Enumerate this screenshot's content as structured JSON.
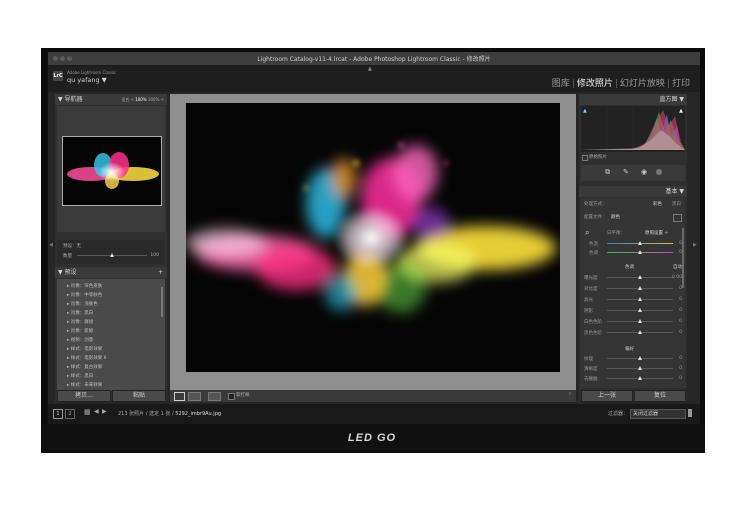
{
  "window_title": "Lightroom Catalog-v11-4.lrcat - Adobe Photoshop Lightroom Classic - 修改照片",
  "identity": {
    "app": "Adobe Lightroom Classic",
    "user": "qu yafang ▼",
    "badge": "LrC"
  },
  "modules": [
    "图库",
    "修改照片",
    "幻灯片放映",
    "打印"
  ],
  "navigator": {
    "title": "▼ 导航器",
    "zoom_options": [
      "适合 ÷",
      "100%",
      "300% ÷"
    ]
  },
  "snapshot": {
    "label": "预设：无",
    "amount_label": "数量",
    "amount_value": "100"
  },
  "presets": {
    "title": "▼ 预设",
    "add": "+",
    "items": [
      "▸ 肖像：深色皮肤",
      "▸ 肖像：中等肤色",
      "▸ 肖像：浅肤色",
      "▸ 肖像：黑白",
      "▸ 肖像：群组",
      "▸ 肖像：新娘",
      "▸ 视频：创意",
      "▸ 样式：电影效果",
      "▸ 样式：电影效果 II",
      "▸ 样式：复古效果",
      "▸ 样式：黑白",
      "▸ 样式：未来效果"
    ]
  },
  "left_buttons": {
    "copy": "拷贝...",
    "paste": "粘贴"
  },
  "histogram": {
    "title": "直方图 ▼",
    "original_label": "原始照片"
  },
  "basic": {
    "title": "基本 ▼",
    "treatment_label": "处理方式：",
    "treatment_color": "彩色",
    "treatment_bw": "黑白",
    "profile_label": "配置文件：",
    "profile_value": "颜色",
    "wb_label": "白平衡：",
    "wb_value": "原照设置 ÷",
    "wb_sliders": [
      {
        "label": "色温",
        "value": "0"
      },
      {
        "label": "色调",
        "value": "0"
      }
    ],
    "tone_label": "色调",
    "tone_auto": "自动",
    "tone_sliders": [
      {
        "label": "曝光度",
        "value": "0.00",
        "level": 0.5
      },
      {
        "label": "对比度",
        "value": "0",
        "level": 0.5
      },
      {
        "label": "高光",
        "value": "0",
        "level": 0.5
      },
      {
        "label": "阴影",
        "value": "0",
        "level": 0.5
      },
      {
        "label": "白色色阶",
        "value": "0",
        "level": 0.5
      },
      {
        "label": "黑色色阶",
        "value": "0",
        "level": 0.5
      }
    ],
    "presence_label": "偏好",
    "presence_sliders": [
      {
        "label": "纹理",
        "value": "0",
        "level": 0.5
      },
      {
        "label": "清晰度",
        "value": "0",
        "level": 0.5
      },
      {
        "label": "去朦胧",
        "value": "0",
        "level": 0.5
      }
    ]
  },
  "right_buttons": {
    "previous": "上一张",
    "reset": "复位"
  },
  "toolbar": {
    "soft_proof": "软打样"
  },
  "filmstrip": {
    "page1": "1",
    "page2": "2",
    "info": "213 张照片 / 选定 1 张 / ",
    "filename": "5292_imbr9Au.jpg",
    "filter_label": "过滤器：",
    "filter_value": "关闭过滤器"
  },
  "bezel_logo": "LED GO",
  "colors": {
    "panel": "#2f2f2f",
    "header": "#3a3a3a",
    "background": "#262626",
    "canvas": "#8f8f8f"
  }
}
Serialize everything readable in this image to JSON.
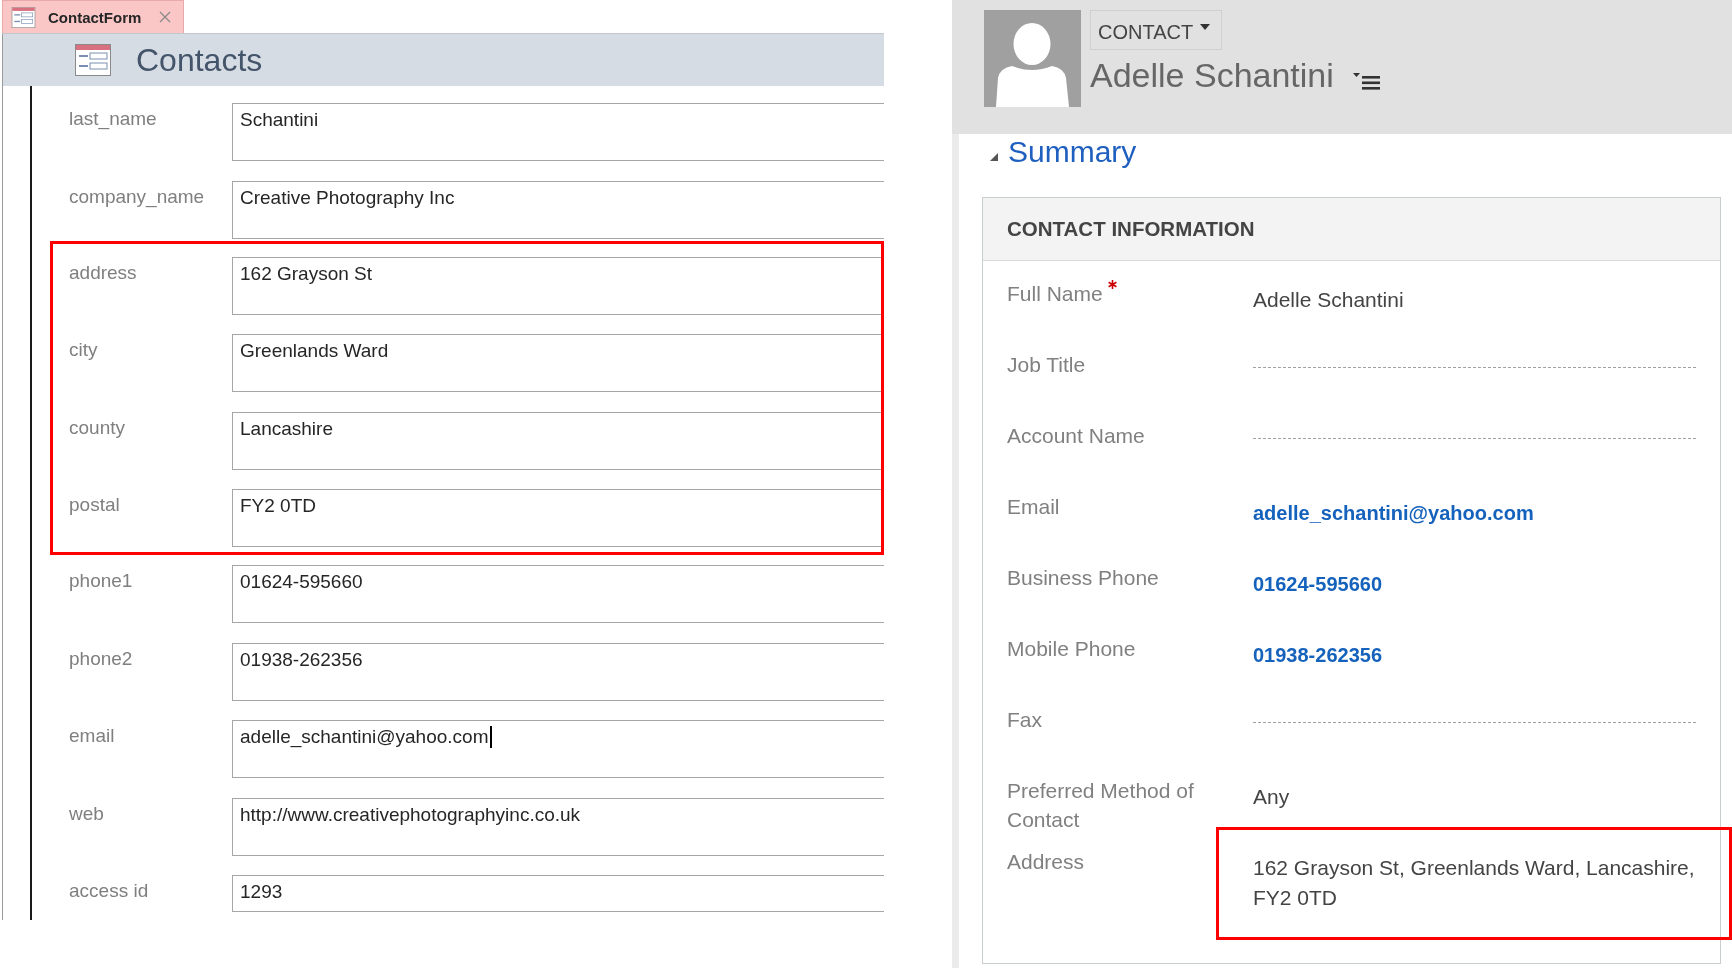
{
  "document_tab": {
    "title": "ContactForm",
    "selected": true
  },
  "form": {
    "title": "Contacts",
    "sections": [
      {
        "highlighted": false,
        "fields": [
          {
            "label": "last_name",
            "value": "Schantini",
            "kind": "multi_line",
            "focused": false
          },
          {
            "label": "company_name",
            "value": "Creative Photography Inc",
            "kind": "multi_line",
            "focused": false
          }
        ]
      },
      {
        "highlighted": true,
        "fields": [
          {
            "label": "address",
            "value": "162 Grayson St",
            "kind": "multi_line",
            "focused": false
          },
          {
            "label": "city",
            "value": "Greenlands Ward",
            "kind": "multi_line",
            "focused": false
          },
          {
            "label": "county",
            "value": "Lancashire",
            "kind": "multi_line",
            "focused": false
          },
          {
            "label": "postal",
            "value": "FY2 0TD",
            "kind": "multi_line",
            "focused": false
          }
        ]
      },
      {
        "highlighted": false,
        "fields": [
          {
            "label": "phone1",
            "value": "01624-595660",
            "kind": "multi_line",
            "focused": false
          },
          {
            "label": "phone2",
            "value": "01938-262356",
            "kind": "multi_line",
            "focused": false
          },
          {
            "label": "email",
            "value": "adelle_schantini@yahoo.com",
            "kind": "multi_line",
            "focused": true
          },
          {
            "label": "web",
            "value": "http://www.creativephotographyinc.co.uk",
            "kind": "multi_line",
            "focused": false
          },
          {
            "label": "access id",
            "value": "1293",
            "kind": "single_line",
            "focused": false
          }
        ]
      }
    ]
  },
  "record": {
    "entity_type": "CONTACT",
    "name": "Adelle Schantini",
    "summary": {
      "title": "Summary",
      "expanded": true,
      "section_title": "CONTACT INFORMATION",
      "rows": [
        {
          "label": "Full Name",
          "required": true,
          "kind": "text",
          "value": "Adelle Schantini",
          "highlighted": false
        },
        {
          "label": "Job Title",
          "required": false,
          "kind": "empty",
          "highlighted": false
        },
        {
          "label": "Account Name",
          "required": false,
          "kind": "empty",
          "highlighted": false
        },
        {
          "label": "Email",
          "required": false,
          "kind": "link",
          "value": "adelle_schantini@yahoo.com",
          "highlighted": false
        },
        {
          "label": "Business Phone",
          "required": false,
          "kind": "link",
          "value": "01624-595660",
          "highlighted": false
        },
        {
          "label": "Mobile Phone",
          "required": false,
          "kind": "link",
          "value": "01938-262356",
          "highlighted": false
        },
        {
          "label": "Fax",
          "required": false,
          "kind": "empty",
          "highlighted": false
        },
        {
          "label": "Preferred Method of Contact",
          "required": false,
          "kind": "text",
          "value": "Any",
          "highlighted": false
        },
        {
          "label": "Address",
          "required": false,
          "kind": "text",
          "value": "162 Grayson St, Greenlands Ward, Lancashire, FY2 0TD",
          "highlighted": true
        }
      ]
    }
  }
}
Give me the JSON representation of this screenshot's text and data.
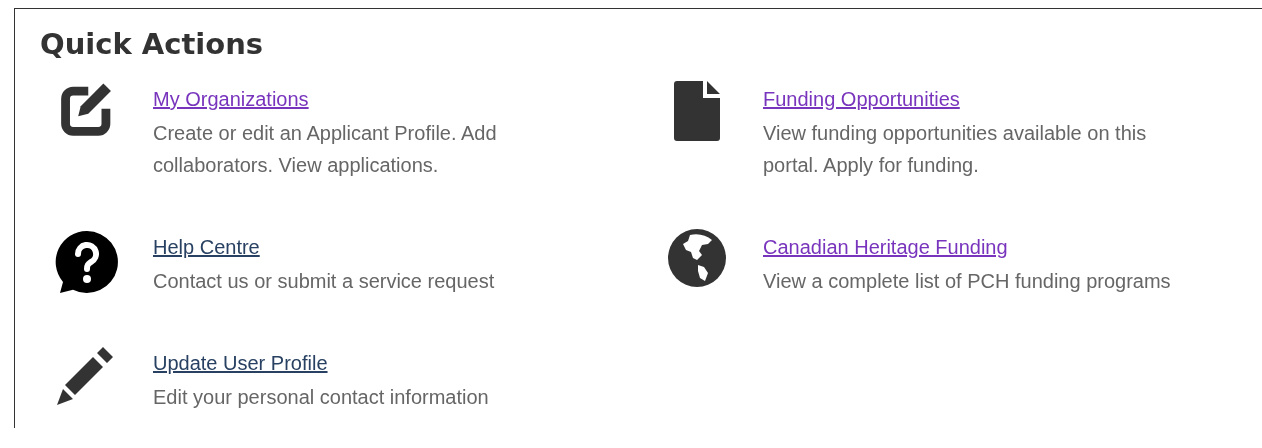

== The task ==
An exact transcription of all the entries is required, without the pictures.

== Solution for this problem ==
Enumerate this screenshot's content as structured JSON.
{
  "window_title": "Lightroom Catalog-v11-4.lrcat - Adobe Photoshop Lightroom Classic - 修改照片",
  "identity": {
    "app": "Adobe Lightroom Classic",
    "user": "qu yafang ▼",
    "badge": "LrC"
  },
  "modules": [
    "图库",
    "修改照片",
    "幻灯片放映",
    "打印"
  ],
  "navigator": {
    "title": "▼ 导航器",
    "zoom_options": [
      "适合 ÷",
      "100%",
      "300% ÷"
    ]
  },
  "snapshot": {
    "label": "预设：无",
    "amount_label": "数量",
    "amount_value": "100"
  },
  "presets": {
    "title": "▼ 预设",
    "add": "+",
    "items": [
      "▸ 肖像：深色皮肤",
      "▸ 肖像：中等肤色",
      "▸ 肖像：浅肤色",
      "▸ 肖像：黑白",
      "▸ 肖像：群组",
      "▸ 肖像：新娘",
      "▸ 视频：创意",
      "▸ 样式：电影效果",
      "▸ 样式：电影效果 II",
      "▸ 样式：复古效果",
      "▸ 样式：黑白",
      "▸ 样式：未来效果"
    ]
  },
  "left_buttons": {
    "copy": "拷贝...",
    "paste": "粘贴"
  },
  "histogram": {
    "title": "直方图 ▼",
    "original_label": "原始照片"
  },
  "basic": {
    "title": "基本 ▼",
    "treatment_label": "处理方式：",
    "treatment_color": "彩色",
    "treatment_bw": "黑白",
    "profile_label": "配置文件：",
    "profile_value": "颜色",
    "wb_label": "白平衡：",
    "wb_value": "原照设置 ÷",
    "wb_sliders": [
      {
        "label": "色温",
        "value": "0"
      },
      {
        "label": "色调",
        "value": "0"
      }
    ],
    "tone_label": "色调",
    "tone_auto": "自动",
    "tone_sliders": [
      {
        "label": "曝光度",
        "value": "0.00",
        "level": 0.5
      },
      {
        "label": "对比度",
        "value": "0",
        "level": 0.5
      },
      {
        "label": "高光",
        "value": "0",
        "level": 0.5
      },
      {
        "label": "阴影",
        "value": "0",
        "level": 0.5
      },
      {
        "label": "白色色阶",
        "value": "0",
        "level": 0.5
      },
      {
        "label": "黑色色阶",
        "value": "0",
        "level": 0.5
      }
    ],
    "presence_label": "偏好",
    "presence_sliders": [
      {
        "label": "纹理",
        "value": "0",
        "level": 0.5
      },
      {
        "label": "清晰度",
        "value": "0",
        "level": 0.5
      },
      {
        "label": "去朦胧",
        "value": "0",
        "level": 0.5
      }
    ]
  },
  "right_buttons": {
    "previous": "上一张",
    "reset": "复位"
  },
  "toolbar": {
    "soft_proof": "软打样"
  },
  "filmstrip": {
    "page1": "1",
    "page2": "2",
    "info": "213 张照片 / 选定 1 张 / ",
    "filename": "5292_imbr9Au.jpg",
    "filter_label": "过滤器：",
    "filter_value": "关闭过滤器"
  },
  "bezel_logo": "LED GO",
  "colors": {
    "panel": "#2f2f2f",
    "header": "#3a3a3a",
    "background": "#262626",
    "canvas": "#8f8f8f"
  }
}
Serialize everything readable in this image to JSON.
{
  "document_tab": {
    "title": "ContactForm",
    "selected": true
  },
  "form": {
    "title": "Contacts",
    "sections": [
      {
        "highlighted": false,
        "fields": [
          {
            "label": "last_name",
            "value": "Schantini",
            "kind": "multi_line",
            "focused": false
          },
          {
            "label": "company_name",
            "value": "Creative Photography Inc",
            "kind": "multi_line",
            "focused": false
          }
        ]
      },
      {
        "highlighted": true,
        "fields": [
          {
            "label": "address",
            "value": "162 Grayson St",
            "kind": "multi_line",
            "focused": false
          },
          {
            "label": "city",
            "value": "Greenlands Ward",
            "kind": "multi_line",
            "focused": false
          },
          {
            "label": "county",
            "value": "Lancashire",
            "kind": "multi_line",
            "focused": false
          },
          {
            "label": "postal",
            "value": "FY2 0TD",
            "kind": "multi_line",
            "focused": false
          }
        ]
      },
      {
        "highlighted": false,
        "fields": [
          {
            "label": "phone1",
            "value": "01624-595660",
            "kind": "multi_line",
            "focused": false
          },
          {
            "label": "phone2",
            "value": "01938-262356",
            "kind": "multi_line",
            "focused": false
          },
          {
            "label": "email",
            "value": "adelle_schantini@yahoo.com",
            "kind": "multi_line",
            "focused": true
          },
          {
            "label": "web",
            "value": "http://www.creativephotographyinc.co.uk",
            "kind": "multi_line",
            "focused": false
          },
          {
            "label": "access id",
            "value": "1293",
            "kind": "single_line",
            "focused": false
          }
        ]
      }
    ]
  },
  "record": {
    "entity_type": "CONTACT",
    "name": "Adelle Schantini",
    "summary": {
      "title": "Summary",
      "expanded": true,
      "section_title": "CONTACT INFORMATION",
      "rows": [
        {
          "label": "Full Name",
          "required": true,
          "kind": "text",
          "value": "Adelle Schantini",
          "highlighted": false
        },
        {
          "label": "Job Title",
          "required": false,
          "kind": "empty",
          "highlighted": false
        },
        {
          "label": "Account Name",
          "required": false,
          "kind": "empty",
          "highlighted": false
        },
        {
          "label": "Email",
          "required": false,
          "kind": "link",
          "value": "adelle_schantini@yahoo.com",
          "highlighted": false
        },
        {
          "label": "Business Phone",
          "required": false,
          "kind": "link",
          "value": "01624-595660",
          "highlighted": false
        },
        {
          "label": "Mobile Phone",
          "required": false,
          "kind": "link",
          "value": "01938-262356",
          "highlighted": false
        },
        {
          "label": "Fax",
          "required": false,
          "kind": "empty",
          "highlighted": false
        },
        {
          "label": "Preferred Method of Contact",
          "required": false,
          "kind": "text",
          "value": "Any",
          "highlighted": false
        },
        {
          "label": "Address",
          "required": false,
          "kind": "text",
          "value": "162 Grayson St, Greenlands Ward, Lancashire, FY2 0TD",
          "highlighted": true
        }
      ]
    }
  }
}
Give me the JSON representation of this screenshot's text and data.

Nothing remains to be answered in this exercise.